■ Task description: Pull out every line below that contains the word "info" and copy each one in full.
★ ★ ★ ★
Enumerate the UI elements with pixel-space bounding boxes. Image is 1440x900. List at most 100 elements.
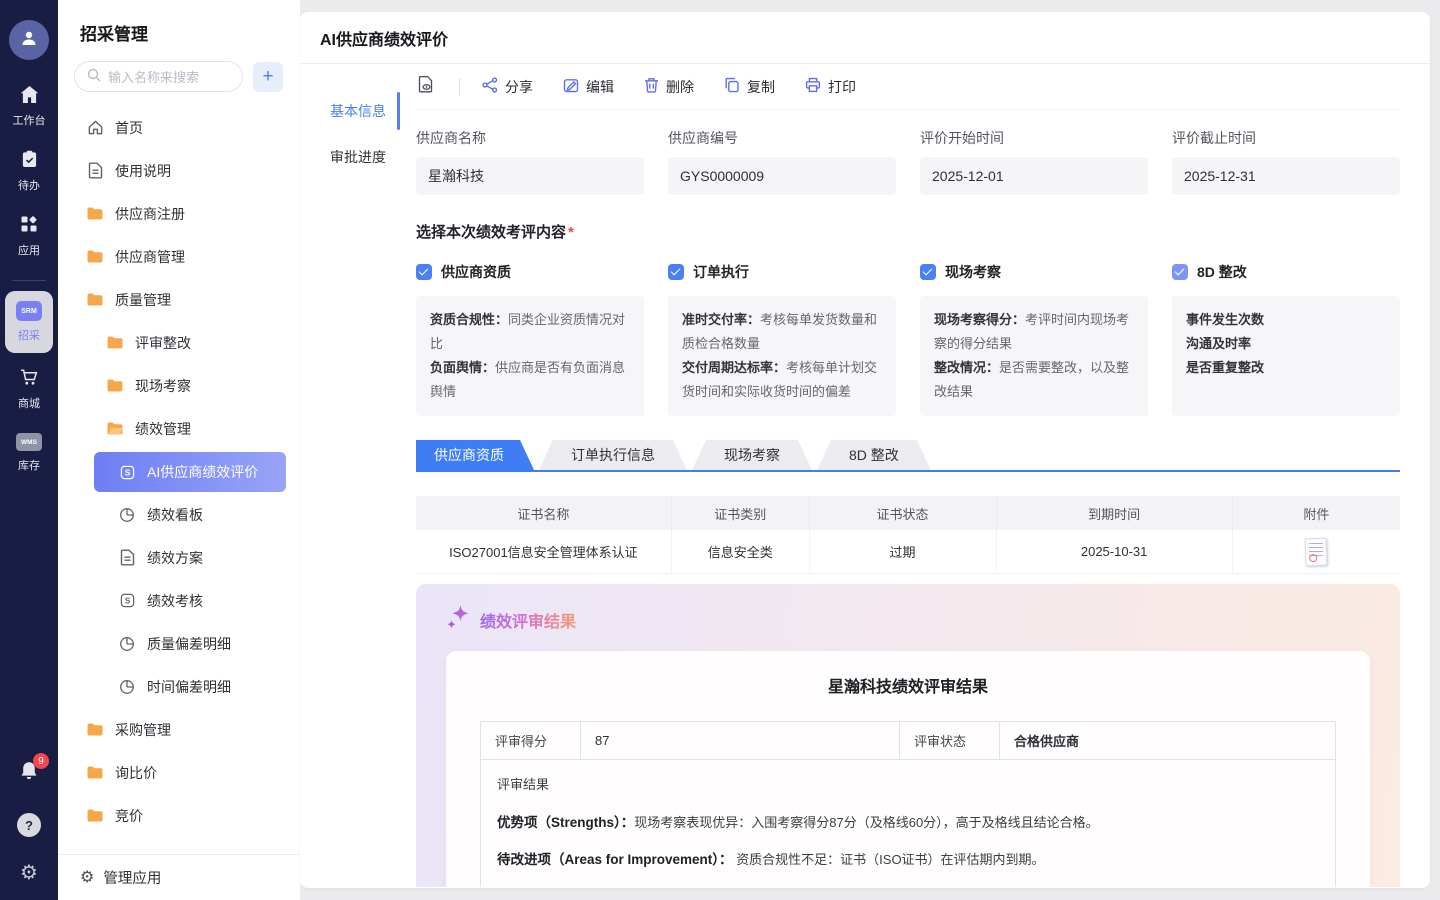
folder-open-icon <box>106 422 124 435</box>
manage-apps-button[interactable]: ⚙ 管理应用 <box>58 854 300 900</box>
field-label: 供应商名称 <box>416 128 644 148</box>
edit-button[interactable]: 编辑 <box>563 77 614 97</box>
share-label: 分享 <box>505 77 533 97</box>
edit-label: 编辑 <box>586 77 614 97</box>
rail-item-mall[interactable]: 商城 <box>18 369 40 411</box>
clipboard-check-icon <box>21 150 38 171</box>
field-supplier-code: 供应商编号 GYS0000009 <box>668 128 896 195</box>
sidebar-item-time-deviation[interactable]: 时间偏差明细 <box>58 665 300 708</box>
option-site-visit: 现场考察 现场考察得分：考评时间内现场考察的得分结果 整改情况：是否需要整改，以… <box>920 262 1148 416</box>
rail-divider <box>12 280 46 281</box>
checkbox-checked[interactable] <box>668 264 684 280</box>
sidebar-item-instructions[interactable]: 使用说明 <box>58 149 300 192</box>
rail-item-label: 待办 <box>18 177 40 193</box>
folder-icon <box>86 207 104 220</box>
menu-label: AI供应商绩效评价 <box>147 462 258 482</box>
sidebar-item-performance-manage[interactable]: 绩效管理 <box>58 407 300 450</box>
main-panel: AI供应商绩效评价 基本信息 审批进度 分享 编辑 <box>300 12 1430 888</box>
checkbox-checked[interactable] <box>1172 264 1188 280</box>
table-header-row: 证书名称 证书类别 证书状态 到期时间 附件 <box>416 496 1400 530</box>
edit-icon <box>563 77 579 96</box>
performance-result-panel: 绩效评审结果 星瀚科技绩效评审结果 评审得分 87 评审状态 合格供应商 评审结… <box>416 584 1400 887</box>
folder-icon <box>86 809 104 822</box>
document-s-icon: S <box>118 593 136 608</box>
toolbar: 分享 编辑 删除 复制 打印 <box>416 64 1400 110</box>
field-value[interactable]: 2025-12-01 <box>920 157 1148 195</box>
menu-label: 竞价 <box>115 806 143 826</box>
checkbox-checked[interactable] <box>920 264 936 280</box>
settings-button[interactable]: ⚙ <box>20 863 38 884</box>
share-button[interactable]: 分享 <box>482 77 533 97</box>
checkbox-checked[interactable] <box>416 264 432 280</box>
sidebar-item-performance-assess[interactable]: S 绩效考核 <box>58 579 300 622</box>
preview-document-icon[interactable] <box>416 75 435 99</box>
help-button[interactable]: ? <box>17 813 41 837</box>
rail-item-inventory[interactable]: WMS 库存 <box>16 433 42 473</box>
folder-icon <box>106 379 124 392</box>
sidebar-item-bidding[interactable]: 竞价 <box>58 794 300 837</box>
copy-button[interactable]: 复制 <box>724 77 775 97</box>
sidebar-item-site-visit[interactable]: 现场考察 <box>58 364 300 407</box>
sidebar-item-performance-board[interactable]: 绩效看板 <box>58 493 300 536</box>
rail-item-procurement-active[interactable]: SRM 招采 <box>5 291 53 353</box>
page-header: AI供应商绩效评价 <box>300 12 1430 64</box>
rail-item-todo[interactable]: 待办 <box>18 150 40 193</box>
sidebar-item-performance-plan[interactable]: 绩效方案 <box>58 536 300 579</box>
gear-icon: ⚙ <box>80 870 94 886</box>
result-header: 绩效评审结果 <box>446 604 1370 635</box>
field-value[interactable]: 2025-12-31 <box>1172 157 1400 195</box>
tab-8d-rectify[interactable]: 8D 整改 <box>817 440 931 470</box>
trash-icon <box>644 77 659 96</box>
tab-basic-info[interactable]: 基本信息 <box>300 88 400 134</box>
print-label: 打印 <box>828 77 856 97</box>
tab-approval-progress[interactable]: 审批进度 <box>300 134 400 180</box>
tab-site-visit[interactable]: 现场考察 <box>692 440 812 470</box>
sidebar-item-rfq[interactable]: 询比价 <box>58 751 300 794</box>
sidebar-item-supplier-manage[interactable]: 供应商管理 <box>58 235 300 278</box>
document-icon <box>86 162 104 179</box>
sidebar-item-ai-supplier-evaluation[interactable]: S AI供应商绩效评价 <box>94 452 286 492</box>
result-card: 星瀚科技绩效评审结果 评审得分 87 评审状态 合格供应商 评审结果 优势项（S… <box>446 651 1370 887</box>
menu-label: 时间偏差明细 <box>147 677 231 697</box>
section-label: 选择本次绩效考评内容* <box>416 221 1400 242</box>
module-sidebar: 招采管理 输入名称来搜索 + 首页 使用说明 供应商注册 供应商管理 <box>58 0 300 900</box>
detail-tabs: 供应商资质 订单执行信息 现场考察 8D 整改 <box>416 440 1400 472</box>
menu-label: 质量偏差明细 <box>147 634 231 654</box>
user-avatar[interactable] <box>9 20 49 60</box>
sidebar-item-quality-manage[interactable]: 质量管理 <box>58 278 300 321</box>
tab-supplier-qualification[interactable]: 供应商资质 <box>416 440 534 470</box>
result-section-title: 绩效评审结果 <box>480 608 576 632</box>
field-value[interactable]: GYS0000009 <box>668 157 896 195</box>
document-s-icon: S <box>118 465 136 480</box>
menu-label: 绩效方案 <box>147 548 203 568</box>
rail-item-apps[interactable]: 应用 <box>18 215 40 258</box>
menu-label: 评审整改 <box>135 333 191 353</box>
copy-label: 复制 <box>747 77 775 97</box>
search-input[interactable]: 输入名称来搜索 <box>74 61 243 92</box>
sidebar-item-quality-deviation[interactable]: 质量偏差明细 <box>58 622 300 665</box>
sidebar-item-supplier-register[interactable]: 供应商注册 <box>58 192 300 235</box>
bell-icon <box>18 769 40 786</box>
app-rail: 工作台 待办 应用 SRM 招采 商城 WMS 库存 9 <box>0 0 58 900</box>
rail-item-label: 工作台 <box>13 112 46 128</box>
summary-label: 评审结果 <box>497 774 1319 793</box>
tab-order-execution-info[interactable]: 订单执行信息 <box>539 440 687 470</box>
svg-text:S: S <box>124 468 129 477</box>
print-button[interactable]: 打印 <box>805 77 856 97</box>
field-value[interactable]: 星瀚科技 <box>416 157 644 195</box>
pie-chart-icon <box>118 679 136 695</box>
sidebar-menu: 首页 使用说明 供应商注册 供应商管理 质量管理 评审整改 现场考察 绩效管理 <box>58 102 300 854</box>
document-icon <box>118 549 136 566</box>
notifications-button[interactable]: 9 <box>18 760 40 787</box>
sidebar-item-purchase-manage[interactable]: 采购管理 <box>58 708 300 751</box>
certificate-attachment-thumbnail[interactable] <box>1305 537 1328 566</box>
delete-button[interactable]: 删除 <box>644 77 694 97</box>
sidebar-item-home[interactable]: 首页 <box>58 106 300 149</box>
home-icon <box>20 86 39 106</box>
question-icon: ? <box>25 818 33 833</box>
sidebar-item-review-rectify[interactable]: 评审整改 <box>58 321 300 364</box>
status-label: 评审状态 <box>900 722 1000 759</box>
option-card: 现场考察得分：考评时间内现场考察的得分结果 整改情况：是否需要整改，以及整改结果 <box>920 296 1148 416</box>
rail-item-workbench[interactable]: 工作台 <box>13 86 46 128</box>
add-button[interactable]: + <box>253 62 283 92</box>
★ ★ ★ ★
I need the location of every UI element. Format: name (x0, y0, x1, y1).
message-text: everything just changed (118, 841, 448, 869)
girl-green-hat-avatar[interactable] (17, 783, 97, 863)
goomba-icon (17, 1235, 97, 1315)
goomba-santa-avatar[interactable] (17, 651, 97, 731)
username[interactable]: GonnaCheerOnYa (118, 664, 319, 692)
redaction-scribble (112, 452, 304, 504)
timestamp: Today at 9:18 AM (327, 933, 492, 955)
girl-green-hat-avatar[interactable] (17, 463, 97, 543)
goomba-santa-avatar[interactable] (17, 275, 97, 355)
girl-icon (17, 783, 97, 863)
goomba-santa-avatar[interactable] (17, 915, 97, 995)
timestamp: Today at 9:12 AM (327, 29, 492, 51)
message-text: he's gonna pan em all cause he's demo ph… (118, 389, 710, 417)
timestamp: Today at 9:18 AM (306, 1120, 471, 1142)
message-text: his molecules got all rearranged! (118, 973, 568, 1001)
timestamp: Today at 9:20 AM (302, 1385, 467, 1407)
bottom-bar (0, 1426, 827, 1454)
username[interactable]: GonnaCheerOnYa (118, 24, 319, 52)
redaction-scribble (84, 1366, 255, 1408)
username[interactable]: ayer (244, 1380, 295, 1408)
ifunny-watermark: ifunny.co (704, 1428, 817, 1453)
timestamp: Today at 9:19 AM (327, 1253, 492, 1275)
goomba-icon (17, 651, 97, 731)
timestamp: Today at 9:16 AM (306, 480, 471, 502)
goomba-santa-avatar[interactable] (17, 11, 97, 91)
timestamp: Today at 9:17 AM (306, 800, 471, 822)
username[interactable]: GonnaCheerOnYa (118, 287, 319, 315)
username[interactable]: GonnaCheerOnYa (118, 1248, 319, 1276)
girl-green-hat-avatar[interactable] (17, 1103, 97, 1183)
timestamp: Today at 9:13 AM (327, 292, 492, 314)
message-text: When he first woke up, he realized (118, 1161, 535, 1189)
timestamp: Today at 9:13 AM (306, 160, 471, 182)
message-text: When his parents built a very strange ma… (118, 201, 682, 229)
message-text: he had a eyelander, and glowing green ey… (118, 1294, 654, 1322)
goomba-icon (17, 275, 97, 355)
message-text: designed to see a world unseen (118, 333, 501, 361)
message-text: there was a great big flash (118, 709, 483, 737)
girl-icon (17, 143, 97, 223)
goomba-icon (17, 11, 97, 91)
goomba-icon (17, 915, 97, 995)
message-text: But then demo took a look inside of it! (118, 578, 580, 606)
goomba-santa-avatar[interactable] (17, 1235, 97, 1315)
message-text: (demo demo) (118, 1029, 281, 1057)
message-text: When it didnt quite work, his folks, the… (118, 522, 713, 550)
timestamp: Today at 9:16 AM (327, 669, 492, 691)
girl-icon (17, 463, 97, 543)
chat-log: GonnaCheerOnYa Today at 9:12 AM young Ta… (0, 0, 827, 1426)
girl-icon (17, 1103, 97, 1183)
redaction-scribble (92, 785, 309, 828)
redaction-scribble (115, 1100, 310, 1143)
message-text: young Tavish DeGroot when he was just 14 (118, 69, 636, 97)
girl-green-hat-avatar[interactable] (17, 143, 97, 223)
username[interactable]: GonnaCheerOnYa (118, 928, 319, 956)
★ ★ ★ ★
■ The reply:
tab-basic-info[interactable]: 基本信息 <box>300 88 400 134</box>
tab-order-execution-info[interactable]: 订单执行信息 <box>539 440 687 470</box>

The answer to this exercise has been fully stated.